- **DIRECTIONS FOR THIS TASK**: Could you update the KLF2 study summary by giving it again from the words "## Contribution" through "improved tumor immunity.", with "promotes" replaced by "drives"?

- **PASSAGE TO READ**:
· · · · · · ·

# KLF2 inhibition expands tumor-resident T cells and enhances tumor immunity

**Authors:** Eli Gilboa, Vineet Gupta, Darija Muharemagic, Sunwoo Ham, Erietta Stelekati, Emily Clark

PMC · DOI: 10.21203/rs.3.rs-5966555/v1 · 2025-03-13

## TL;DR

Inhibiting KLF2 in T cells boosts their presence in tumors and improves the immune system's ability to fight cancer.

## Contribution

This study shows that inhibiting KLF2 promotes tumor-resident T cell accumulation and directly links these cells to improved tumor immunity.

## Key findings

- KLF2 inhibition in CD8+ T cells increases intratumoral CD69+CD103+ and CD69+CD49a+ cells.
- Enhanced tumor control was observed in mice with KLF2-downregulated T cells.
- The study confirms that intratumoral CD8+CD69+CD103+ and CD8+CD69+CD49a+ cells are Trm and contribute to tumor immunity.

· · · · · · ·

- **EXCERPTED DATA**:
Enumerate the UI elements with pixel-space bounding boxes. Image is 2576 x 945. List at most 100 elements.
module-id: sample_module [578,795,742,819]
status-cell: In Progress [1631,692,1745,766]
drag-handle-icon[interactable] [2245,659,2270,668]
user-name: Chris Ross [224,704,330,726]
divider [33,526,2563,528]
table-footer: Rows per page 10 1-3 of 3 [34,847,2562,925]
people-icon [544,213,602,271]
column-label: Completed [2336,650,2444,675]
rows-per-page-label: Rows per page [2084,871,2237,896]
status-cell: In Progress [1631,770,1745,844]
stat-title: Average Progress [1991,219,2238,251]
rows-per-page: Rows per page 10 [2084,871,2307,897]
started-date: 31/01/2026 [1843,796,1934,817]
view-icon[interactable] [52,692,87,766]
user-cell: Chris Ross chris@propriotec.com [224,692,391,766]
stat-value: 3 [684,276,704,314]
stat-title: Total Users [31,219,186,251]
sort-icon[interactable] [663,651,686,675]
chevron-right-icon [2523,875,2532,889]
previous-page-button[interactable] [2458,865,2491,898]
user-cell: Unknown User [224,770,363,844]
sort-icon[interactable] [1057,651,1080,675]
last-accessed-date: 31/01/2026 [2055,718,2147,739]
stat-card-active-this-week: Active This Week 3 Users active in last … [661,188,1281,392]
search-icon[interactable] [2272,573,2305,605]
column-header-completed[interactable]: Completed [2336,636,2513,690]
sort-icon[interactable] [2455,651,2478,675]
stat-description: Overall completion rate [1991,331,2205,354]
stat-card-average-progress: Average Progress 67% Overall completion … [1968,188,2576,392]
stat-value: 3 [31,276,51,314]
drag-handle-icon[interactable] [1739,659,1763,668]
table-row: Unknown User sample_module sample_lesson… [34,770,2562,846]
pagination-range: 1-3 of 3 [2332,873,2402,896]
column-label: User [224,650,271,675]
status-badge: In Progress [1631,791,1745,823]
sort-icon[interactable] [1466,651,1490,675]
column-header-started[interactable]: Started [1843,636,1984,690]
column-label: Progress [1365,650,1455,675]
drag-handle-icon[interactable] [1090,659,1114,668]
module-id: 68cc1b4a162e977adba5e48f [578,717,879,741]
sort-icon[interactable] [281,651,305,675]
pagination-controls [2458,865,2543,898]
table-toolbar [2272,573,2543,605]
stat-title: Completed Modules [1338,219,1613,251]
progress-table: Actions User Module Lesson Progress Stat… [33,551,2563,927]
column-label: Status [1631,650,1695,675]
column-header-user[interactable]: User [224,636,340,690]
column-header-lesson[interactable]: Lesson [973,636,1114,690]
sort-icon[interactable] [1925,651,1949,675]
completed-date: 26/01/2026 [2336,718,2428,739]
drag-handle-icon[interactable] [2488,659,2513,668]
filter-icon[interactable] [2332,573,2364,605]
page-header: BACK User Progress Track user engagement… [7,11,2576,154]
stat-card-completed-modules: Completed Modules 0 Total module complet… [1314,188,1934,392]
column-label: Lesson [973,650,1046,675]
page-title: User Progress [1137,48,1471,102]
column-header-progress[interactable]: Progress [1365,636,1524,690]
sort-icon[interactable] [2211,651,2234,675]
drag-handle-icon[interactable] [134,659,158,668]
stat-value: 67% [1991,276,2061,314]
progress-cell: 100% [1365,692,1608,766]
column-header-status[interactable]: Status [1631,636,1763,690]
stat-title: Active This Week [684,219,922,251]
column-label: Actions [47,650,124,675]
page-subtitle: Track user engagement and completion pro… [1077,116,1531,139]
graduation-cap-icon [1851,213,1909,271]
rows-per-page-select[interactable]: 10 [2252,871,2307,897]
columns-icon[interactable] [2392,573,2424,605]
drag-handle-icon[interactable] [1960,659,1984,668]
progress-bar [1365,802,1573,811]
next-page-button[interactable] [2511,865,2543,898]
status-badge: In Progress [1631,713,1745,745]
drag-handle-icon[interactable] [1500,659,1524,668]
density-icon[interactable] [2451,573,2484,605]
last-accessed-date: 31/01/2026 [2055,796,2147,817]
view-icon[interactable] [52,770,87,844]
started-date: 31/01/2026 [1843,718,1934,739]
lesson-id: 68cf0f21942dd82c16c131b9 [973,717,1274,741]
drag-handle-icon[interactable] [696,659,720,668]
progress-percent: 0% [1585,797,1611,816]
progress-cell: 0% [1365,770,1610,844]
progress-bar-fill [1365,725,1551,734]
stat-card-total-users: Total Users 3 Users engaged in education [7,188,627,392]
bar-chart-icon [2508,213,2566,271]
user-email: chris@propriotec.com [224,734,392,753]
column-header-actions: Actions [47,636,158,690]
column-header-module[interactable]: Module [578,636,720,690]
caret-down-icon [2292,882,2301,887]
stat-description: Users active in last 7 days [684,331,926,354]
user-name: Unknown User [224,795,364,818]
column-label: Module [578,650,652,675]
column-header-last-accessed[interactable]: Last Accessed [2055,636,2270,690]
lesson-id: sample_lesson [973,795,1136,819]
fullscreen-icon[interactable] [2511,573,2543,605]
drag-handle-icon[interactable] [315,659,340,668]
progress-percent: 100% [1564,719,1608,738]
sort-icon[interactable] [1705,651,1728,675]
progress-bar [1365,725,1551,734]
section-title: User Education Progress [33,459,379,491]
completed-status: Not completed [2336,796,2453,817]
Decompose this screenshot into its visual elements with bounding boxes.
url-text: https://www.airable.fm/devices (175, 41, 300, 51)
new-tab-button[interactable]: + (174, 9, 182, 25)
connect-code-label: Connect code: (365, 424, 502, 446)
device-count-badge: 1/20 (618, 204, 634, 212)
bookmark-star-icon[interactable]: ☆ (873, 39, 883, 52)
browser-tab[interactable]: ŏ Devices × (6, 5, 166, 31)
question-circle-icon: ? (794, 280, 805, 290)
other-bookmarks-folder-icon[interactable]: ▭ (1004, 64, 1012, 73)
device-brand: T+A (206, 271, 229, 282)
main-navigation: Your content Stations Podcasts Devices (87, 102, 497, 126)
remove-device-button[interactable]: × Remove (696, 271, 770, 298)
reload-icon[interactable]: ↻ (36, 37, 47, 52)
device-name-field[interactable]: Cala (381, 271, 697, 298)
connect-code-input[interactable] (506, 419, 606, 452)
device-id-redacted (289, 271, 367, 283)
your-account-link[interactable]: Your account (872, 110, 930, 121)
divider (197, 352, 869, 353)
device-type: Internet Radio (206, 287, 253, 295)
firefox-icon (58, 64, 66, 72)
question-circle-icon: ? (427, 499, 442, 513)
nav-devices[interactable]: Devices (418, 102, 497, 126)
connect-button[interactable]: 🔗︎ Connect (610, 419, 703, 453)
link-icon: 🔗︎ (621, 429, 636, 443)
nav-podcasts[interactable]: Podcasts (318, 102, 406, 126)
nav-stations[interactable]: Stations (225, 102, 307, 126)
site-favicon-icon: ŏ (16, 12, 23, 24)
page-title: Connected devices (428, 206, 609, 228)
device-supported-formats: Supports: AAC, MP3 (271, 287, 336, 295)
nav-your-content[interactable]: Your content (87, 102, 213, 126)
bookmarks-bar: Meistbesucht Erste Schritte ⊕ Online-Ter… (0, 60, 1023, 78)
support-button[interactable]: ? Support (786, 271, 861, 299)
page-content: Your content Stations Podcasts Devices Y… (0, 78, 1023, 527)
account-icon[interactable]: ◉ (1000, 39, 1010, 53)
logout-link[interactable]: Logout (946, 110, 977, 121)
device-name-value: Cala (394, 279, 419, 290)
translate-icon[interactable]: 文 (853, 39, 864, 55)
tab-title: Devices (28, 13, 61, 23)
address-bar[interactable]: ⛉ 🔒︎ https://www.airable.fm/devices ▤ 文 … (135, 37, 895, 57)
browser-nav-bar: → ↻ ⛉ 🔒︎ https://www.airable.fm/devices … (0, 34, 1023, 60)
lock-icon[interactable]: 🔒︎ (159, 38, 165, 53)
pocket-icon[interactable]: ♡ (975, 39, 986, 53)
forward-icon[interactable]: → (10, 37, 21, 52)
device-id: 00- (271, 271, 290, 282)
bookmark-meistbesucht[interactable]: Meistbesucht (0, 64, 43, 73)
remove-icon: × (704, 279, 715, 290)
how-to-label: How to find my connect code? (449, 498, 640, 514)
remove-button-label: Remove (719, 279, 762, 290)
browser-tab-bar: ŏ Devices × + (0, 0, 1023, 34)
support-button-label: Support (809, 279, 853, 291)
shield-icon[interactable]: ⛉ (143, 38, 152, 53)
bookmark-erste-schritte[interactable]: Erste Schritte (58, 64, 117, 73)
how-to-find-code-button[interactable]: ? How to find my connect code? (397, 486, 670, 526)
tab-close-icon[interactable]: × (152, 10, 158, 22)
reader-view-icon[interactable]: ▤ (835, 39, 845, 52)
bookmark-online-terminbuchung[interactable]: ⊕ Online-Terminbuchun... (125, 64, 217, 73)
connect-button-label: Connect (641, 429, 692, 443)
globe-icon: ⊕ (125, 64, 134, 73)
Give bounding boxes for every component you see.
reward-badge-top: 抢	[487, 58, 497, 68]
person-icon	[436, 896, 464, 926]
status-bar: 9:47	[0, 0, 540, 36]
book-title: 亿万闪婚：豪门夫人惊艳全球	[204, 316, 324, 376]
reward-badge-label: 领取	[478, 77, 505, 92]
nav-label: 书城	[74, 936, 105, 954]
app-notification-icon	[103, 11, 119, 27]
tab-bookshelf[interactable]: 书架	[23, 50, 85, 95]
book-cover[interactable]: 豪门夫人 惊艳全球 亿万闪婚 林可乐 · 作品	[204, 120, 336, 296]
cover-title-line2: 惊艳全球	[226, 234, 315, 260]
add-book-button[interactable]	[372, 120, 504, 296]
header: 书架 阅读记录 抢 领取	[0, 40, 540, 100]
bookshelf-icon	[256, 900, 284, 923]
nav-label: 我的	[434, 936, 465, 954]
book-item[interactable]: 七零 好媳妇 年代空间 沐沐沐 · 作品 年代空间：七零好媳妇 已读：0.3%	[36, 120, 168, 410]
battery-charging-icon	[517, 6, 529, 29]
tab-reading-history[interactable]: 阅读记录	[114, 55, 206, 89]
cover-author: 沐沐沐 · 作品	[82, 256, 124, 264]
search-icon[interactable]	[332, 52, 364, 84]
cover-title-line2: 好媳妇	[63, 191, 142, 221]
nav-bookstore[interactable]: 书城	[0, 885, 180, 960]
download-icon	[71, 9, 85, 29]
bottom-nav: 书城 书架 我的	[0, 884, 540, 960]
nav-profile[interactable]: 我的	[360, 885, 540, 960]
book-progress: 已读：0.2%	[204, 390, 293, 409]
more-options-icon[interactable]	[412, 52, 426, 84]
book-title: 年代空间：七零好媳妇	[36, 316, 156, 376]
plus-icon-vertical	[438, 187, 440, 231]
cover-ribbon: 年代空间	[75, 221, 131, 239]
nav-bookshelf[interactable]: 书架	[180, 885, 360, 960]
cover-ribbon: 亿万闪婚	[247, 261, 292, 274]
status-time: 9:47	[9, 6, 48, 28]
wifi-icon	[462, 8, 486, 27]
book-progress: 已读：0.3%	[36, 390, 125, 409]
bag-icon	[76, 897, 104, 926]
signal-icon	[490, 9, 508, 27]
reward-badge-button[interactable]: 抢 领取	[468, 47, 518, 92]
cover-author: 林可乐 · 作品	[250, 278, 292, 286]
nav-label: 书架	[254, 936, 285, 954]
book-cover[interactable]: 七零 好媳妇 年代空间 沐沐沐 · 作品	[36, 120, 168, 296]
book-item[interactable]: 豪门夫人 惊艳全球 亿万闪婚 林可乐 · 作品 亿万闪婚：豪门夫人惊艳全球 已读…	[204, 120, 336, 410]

· · · · · · ·

- **EXERCISE SOLUTION**:
## Contribution

This study shows that inhibiting KLF2 drives tumor-resident T cell accumulation and directly links these cells to improved tumor immunity.